YOUR TASK - Copy out each line of the material in which the word "glass" appears.

EXERCISE MATERIAL -
▼
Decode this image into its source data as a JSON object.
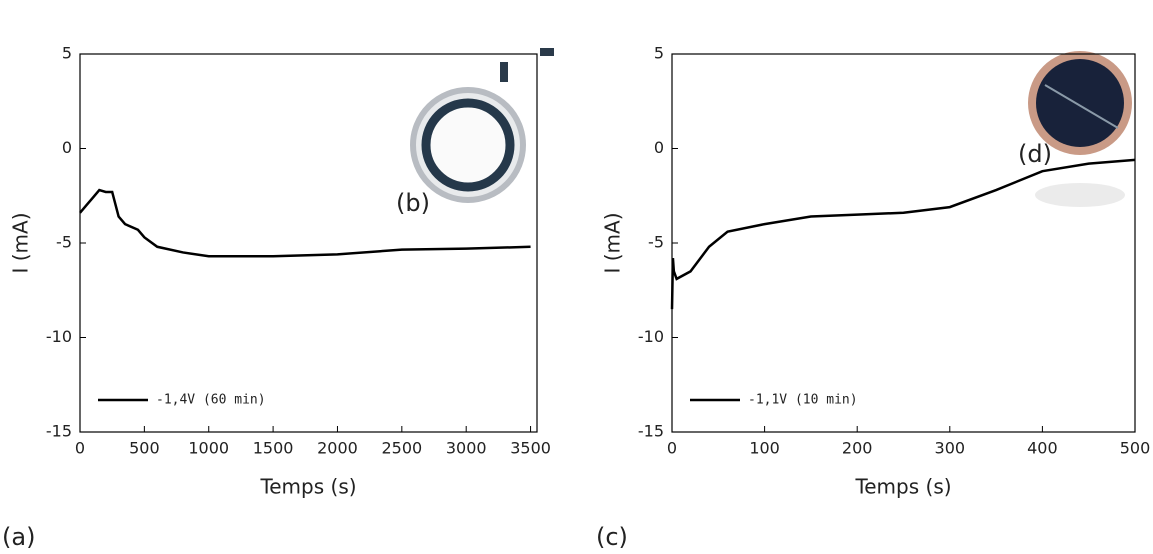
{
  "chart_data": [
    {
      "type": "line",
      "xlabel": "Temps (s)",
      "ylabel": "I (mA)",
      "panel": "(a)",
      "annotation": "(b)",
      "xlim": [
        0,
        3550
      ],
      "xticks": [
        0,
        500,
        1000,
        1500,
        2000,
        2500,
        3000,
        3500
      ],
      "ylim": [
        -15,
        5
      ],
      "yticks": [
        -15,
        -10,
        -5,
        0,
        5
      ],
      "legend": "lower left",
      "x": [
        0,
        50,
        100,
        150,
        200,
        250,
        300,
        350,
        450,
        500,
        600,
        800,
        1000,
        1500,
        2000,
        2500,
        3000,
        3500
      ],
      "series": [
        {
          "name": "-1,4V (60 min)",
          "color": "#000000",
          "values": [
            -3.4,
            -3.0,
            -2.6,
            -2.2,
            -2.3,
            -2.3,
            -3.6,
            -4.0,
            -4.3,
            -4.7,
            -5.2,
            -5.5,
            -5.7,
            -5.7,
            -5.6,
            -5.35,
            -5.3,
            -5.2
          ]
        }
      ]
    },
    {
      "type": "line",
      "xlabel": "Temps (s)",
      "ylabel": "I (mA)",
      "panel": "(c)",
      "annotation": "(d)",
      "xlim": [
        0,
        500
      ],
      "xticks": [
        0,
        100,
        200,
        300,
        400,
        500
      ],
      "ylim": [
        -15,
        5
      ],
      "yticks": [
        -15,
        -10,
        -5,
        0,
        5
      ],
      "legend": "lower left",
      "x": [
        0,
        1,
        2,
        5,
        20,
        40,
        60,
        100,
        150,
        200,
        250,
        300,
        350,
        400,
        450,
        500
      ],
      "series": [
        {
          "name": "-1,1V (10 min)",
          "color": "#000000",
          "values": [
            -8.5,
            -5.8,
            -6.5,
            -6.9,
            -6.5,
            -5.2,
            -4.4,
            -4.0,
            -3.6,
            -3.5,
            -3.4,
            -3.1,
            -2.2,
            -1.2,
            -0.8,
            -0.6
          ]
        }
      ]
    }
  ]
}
▲
▼
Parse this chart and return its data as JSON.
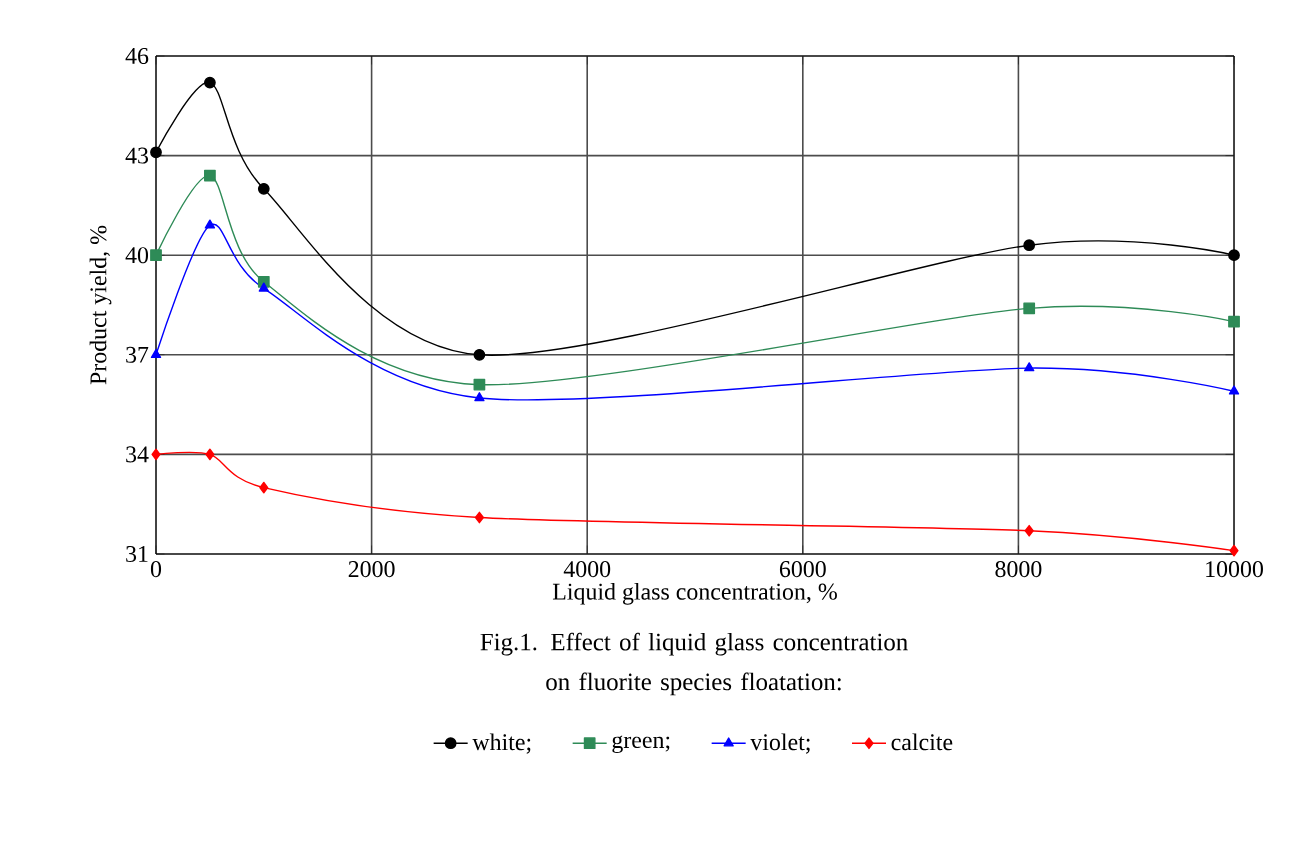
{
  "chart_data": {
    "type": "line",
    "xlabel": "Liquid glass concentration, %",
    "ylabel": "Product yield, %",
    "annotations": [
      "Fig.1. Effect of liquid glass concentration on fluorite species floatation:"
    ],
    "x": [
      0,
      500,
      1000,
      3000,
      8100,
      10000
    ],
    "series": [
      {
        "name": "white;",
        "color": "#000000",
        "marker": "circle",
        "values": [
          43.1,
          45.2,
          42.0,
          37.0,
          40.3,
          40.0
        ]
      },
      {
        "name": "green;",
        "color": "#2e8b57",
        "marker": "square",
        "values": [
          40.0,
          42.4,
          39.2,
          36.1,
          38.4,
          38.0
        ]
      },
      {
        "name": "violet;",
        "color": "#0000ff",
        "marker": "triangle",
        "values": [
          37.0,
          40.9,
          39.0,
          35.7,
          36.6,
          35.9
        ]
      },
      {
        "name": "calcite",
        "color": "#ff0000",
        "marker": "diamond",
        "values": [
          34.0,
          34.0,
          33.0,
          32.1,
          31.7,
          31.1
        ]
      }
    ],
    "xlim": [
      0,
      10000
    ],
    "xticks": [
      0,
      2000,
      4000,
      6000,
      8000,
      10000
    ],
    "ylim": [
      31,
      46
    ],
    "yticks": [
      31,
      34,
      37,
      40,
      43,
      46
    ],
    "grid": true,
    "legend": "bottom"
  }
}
▲
WRITTEN ANSWER -
    "xlabel": "Liquid glass concentration, %",
      "Fig.1. Effect of liquid glass concentration on fluorite species floatation:"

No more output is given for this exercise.